● **EXERCISE GOAL**: Filter this data down to the lines that hold "photoelectron", and copy them.

Part of a data file

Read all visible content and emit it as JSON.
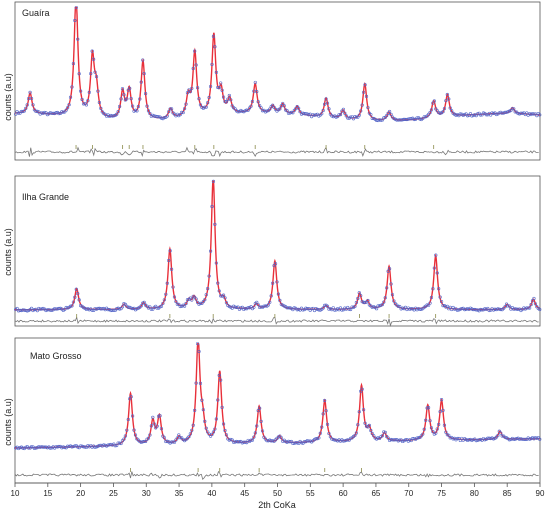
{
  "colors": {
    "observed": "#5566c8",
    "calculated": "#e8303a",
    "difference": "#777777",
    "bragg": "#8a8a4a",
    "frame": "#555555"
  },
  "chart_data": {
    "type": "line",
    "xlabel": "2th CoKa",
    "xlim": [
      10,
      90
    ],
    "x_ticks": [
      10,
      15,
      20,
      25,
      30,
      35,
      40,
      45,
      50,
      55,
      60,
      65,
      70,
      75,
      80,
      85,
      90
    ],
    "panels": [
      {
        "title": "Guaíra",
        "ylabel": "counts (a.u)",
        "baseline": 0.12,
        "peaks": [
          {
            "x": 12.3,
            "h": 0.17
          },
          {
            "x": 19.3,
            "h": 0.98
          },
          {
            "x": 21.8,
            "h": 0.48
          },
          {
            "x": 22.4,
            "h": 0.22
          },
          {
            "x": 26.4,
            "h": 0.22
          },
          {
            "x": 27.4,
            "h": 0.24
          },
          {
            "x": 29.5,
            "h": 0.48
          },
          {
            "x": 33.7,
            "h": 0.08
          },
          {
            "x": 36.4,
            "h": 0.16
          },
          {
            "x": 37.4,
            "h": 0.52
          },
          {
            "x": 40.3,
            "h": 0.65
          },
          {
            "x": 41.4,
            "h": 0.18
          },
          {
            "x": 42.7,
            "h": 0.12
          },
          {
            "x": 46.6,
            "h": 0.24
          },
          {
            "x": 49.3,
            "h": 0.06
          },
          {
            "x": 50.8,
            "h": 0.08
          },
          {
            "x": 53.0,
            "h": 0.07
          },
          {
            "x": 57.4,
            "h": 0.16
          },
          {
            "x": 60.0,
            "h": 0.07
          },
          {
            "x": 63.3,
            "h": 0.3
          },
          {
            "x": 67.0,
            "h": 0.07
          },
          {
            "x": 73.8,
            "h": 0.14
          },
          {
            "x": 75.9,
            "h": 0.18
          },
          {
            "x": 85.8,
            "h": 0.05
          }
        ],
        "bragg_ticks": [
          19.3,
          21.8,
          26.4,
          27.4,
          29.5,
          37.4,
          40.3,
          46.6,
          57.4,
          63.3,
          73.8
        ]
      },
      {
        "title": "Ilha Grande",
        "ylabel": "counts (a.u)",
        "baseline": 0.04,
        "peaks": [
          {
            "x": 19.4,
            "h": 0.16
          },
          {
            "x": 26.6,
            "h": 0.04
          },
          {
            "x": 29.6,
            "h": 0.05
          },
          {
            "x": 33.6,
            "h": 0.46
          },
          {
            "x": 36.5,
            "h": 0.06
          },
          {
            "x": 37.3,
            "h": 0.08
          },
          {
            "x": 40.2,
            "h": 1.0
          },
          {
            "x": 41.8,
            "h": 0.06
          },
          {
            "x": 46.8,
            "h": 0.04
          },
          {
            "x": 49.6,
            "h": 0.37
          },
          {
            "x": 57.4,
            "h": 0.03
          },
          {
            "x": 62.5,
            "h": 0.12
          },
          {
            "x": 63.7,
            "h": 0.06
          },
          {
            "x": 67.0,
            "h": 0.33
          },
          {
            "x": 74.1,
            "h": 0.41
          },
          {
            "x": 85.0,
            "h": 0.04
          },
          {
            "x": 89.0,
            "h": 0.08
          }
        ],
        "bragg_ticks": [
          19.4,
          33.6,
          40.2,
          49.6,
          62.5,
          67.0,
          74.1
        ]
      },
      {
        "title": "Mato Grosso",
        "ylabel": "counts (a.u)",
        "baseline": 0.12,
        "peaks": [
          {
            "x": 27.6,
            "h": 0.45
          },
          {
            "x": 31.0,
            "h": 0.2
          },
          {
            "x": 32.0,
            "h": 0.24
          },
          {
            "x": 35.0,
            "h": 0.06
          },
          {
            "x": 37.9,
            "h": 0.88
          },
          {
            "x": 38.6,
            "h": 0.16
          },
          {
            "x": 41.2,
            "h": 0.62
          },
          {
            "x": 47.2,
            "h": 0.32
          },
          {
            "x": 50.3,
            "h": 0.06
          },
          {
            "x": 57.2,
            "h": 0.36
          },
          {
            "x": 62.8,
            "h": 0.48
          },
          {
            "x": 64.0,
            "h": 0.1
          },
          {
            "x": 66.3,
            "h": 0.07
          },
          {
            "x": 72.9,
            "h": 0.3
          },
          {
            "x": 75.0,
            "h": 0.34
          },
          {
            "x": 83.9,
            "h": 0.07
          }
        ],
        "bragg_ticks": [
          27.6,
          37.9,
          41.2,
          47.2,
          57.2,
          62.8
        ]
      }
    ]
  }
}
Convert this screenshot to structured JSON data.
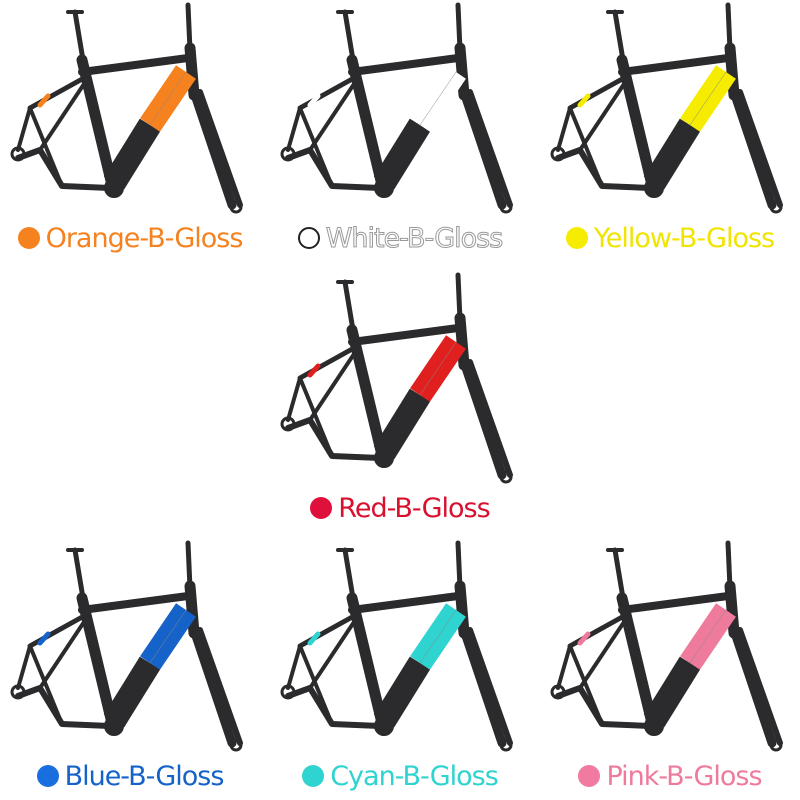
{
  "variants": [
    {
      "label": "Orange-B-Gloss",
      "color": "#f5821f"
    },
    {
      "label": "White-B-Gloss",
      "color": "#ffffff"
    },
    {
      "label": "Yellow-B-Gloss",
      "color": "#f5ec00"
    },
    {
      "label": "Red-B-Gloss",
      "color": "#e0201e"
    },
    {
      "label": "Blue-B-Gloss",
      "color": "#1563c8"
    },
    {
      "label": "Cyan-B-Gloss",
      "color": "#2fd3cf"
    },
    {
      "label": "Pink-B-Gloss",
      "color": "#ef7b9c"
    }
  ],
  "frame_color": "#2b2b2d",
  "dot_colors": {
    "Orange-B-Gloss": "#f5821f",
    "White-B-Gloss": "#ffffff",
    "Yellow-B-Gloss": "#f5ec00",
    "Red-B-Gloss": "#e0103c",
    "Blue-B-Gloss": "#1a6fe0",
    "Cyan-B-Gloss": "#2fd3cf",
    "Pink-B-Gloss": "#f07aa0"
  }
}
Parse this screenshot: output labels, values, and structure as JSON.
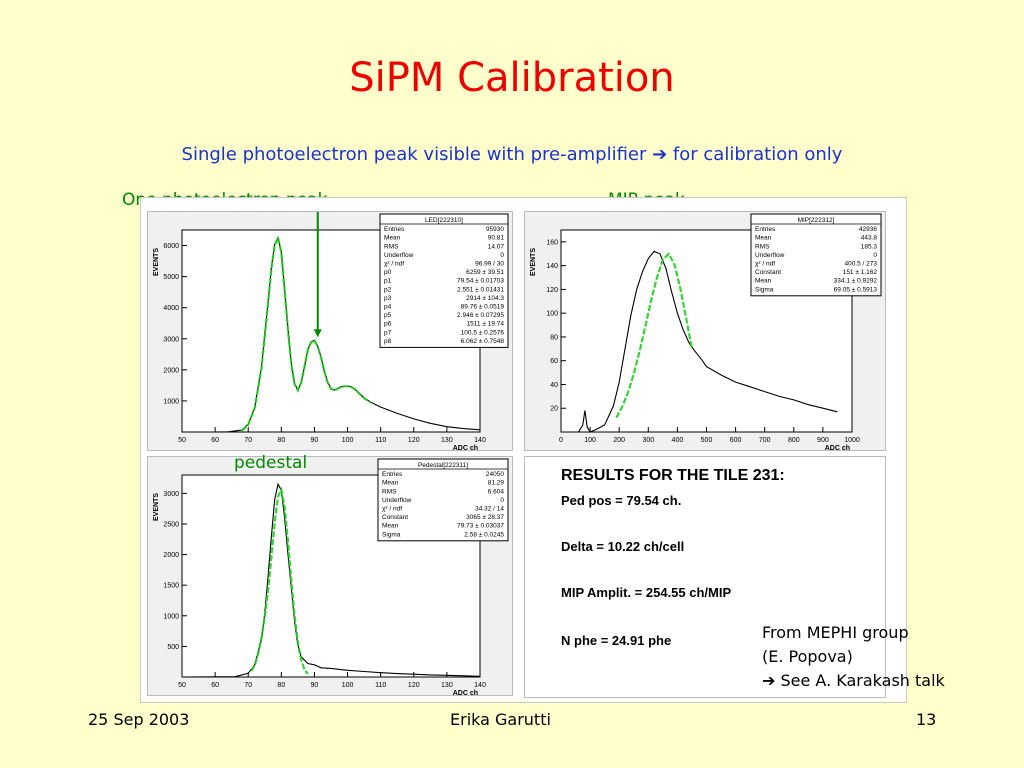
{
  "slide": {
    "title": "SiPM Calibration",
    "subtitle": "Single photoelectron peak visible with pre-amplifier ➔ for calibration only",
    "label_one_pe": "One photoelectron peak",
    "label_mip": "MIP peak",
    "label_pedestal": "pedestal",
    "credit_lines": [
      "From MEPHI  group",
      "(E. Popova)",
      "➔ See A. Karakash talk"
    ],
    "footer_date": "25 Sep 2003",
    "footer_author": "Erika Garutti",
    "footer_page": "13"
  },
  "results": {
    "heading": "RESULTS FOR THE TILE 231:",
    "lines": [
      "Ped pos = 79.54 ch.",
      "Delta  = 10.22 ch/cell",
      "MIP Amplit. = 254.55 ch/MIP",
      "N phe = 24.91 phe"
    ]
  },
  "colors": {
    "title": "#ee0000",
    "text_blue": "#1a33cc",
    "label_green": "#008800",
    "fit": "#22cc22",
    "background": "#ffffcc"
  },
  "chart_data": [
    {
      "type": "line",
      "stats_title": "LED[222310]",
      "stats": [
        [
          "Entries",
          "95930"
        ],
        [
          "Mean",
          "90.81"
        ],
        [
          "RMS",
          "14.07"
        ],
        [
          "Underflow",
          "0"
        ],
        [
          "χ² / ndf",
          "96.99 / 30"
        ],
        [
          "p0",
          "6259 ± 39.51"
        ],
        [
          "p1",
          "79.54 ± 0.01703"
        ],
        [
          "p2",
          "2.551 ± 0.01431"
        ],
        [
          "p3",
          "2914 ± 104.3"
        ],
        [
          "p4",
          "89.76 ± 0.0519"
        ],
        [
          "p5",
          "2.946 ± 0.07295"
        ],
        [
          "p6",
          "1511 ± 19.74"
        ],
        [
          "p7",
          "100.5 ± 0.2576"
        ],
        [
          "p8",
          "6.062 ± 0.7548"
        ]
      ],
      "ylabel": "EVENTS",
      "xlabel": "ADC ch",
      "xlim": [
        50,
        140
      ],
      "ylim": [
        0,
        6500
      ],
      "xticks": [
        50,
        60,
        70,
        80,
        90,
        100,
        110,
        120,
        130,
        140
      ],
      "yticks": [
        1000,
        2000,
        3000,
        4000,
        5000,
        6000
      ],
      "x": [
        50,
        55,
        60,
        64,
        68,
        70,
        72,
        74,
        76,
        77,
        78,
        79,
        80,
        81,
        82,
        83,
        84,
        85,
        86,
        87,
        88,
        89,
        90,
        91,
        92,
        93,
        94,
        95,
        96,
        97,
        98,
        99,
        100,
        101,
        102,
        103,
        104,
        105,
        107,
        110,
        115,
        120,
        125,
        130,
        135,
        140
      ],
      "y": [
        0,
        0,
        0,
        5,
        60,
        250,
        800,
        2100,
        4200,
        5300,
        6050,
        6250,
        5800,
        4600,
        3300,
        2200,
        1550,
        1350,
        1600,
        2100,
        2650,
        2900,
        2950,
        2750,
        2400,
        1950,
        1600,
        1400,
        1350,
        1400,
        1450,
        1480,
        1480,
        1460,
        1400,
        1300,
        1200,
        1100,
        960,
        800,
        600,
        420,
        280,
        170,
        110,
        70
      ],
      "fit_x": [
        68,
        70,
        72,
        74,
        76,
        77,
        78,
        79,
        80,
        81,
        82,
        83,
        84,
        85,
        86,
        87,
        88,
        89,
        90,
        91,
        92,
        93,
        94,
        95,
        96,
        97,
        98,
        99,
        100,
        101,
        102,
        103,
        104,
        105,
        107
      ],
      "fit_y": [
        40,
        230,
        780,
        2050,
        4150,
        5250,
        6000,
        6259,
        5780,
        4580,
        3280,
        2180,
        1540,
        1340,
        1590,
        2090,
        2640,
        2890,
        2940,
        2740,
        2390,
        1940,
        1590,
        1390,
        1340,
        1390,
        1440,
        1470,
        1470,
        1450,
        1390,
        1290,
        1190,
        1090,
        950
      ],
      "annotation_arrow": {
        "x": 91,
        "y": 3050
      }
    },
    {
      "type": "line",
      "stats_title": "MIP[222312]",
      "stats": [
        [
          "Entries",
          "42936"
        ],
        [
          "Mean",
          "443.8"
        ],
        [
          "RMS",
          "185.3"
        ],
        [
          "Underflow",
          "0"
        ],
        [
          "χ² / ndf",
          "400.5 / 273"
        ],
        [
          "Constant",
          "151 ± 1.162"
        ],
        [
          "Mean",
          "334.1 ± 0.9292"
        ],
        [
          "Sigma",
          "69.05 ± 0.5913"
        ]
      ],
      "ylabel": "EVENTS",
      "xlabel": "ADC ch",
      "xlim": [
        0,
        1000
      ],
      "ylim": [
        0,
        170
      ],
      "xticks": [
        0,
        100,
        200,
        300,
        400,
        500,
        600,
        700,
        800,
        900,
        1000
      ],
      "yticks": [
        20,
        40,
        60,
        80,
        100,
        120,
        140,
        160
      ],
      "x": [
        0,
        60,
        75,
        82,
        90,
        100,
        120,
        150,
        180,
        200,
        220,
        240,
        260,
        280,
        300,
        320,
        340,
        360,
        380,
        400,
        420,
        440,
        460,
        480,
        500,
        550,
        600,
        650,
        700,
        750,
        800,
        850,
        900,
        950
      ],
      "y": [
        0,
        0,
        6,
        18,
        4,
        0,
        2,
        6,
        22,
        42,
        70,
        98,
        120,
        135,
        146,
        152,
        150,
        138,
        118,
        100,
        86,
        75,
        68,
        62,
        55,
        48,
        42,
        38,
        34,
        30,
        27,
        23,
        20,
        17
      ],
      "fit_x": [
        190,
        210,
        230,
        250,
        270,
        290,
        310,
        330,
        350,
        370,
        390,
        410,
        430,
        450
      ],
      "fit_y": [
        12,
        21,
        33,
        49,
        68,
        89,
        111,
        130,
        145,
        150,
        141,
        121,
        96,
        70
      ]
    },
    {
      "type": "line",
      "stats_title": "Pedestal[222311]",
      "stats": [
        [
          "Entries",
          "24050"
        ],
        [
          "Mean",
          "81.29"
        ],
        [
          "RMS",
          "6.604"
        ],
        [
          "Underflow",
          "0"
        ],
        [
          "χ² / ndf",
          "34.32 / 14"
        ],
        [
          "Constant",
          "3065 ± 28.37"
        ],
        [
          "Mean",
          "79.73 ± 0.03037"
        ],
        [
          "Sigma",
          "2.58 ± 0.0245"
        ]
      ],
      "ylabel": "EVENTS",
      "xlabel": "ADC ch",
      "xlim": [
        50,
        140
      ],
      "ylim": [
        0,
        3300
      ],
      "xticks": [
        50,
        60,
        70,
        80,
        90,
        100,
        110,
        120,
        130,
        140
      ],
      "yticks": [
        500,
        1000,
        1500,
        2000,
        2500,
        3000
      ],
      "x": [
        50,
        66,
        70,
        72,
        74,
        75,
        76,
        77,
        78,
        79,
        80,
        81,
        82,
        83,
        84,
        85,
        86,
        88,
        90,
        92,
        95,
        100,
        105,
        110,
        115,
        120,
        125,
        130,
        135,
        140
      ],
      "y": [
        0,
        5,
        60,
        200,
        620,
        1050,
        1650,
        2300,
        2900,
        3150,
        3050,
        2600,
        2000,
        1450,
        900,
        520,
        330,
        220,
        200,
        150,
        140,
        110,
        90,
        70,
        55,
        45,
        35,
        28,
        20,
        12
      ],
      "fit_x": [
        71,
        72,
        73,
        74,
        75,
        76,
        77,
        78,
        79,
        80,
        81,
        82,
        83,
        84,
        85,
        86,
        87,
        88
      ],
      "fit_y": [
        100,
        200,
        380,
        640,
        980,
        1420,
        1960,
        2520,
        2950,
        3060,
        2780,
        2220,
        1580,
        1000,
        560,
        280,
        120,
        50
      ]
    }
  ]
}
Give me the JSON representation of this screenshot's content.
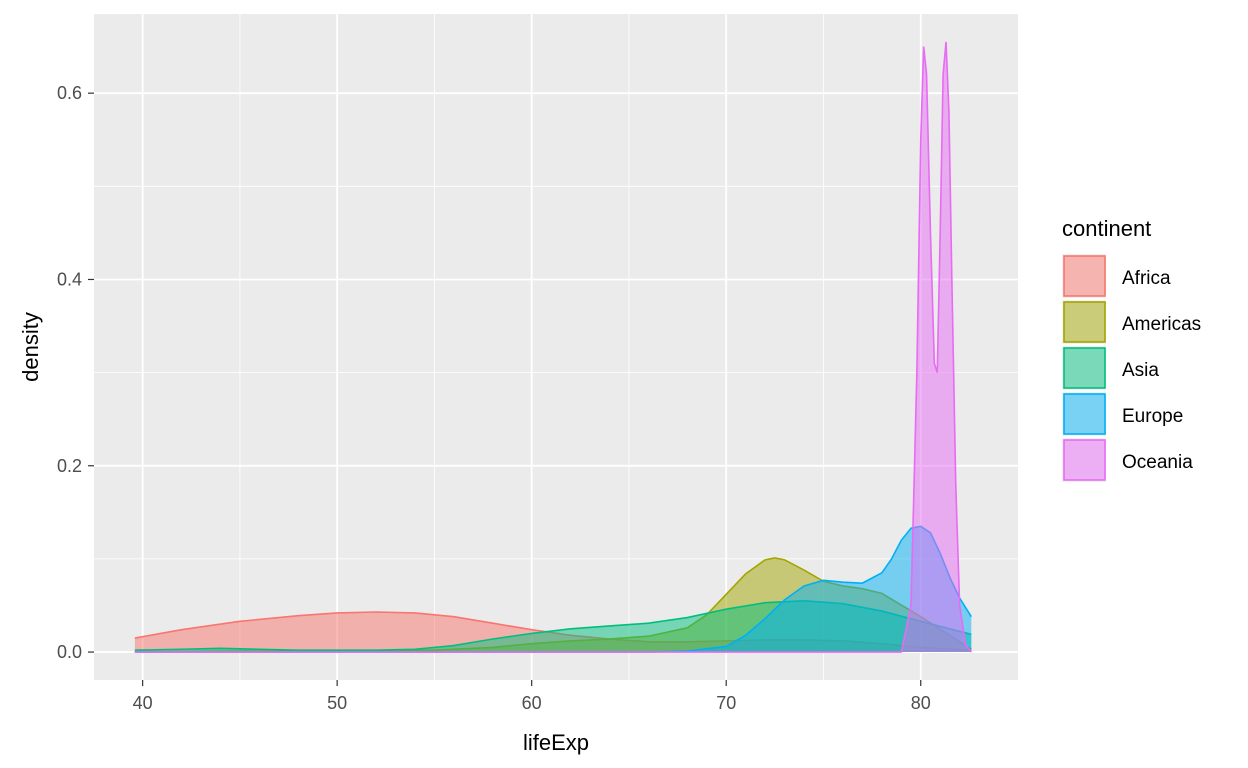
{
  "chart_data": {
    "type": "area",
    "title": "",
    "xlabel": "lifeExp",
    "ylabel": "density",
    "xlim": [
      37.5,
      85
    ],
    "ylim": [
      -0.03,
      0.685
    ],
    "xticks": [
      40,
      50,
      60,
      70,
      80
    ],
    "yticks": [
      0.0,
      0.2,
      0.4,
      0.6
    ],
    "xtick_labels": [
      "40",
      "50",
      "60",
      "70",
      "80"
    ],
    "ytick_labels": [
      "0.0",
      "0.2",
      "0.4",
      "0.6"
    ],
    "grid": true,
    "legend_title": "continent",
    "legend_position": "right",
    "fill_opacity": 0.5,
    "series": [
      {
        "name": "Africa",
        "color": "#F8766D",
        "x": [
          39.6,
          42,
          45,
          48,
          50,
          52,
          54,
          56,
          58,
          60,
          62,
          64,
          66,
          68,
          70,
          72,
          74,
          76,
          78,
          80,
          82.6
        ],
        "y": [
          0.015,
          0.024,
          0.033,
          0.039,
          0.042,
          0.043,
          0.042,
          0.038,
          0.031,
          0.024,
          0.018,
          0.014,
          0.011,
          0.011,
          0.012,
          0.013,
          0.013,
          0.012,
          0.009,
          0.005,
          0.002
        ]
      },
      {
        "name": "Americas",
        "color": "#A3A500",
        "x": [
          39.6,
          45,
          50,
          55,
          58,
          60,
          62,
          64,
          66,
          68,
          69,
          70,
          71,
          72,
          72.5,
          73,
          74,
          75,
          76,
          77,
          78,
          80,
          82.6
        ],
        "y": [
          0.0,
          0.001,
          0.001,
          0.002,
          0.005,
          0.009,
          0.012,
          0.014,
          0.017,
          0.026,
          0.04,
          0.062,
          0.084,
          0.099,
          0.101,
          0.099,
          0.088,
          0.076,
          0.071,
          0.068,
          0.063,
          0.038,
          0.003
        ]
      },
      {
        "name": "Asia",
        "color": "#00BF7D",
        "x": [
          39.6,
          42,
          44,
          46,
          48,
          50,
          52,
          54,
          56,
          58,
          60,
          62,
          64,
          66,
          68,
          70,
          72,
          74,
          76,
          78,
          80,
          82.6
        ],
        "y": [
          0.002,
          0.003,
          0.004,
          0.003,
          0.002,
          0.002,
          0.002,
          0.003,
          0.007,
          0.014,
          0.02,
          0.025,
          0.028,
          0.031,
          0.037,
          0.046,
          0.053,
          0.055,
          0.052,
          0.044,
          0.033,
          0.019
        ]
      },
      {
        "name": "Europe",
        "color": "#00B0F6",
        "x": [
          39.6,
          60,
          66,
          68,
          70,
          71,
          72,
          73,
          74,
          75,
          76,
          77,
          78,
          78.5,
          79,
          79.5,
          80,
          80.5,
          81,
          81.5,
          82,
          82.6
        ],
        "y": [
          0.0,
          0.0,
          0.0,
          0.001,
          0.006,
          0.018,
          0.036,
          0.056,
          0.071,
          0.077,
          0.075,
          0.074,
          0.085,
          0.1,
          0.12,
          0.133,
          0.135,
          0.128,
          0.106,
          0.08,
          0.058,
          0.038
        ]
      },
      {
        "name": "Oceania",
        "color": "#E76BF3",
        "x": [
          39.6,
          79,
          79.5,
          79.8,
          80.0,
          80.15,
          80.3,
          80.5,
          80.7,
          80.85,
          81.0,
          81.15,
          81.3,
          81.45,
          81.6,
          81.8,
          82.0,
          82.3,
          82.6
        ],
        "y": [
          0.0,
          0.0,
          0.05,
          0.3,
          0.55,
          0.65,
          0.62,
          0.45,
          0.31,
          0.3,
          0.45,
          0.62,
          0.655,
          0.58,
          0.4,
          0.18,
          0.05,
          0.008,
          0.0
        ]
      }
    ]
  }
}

● **TASK SOLUTION**:
    "subtitle": "Single photoelectron peak visible with pre-amplifier ➔ for calibration only",
    "label_one_pe": "One photoelectron peak",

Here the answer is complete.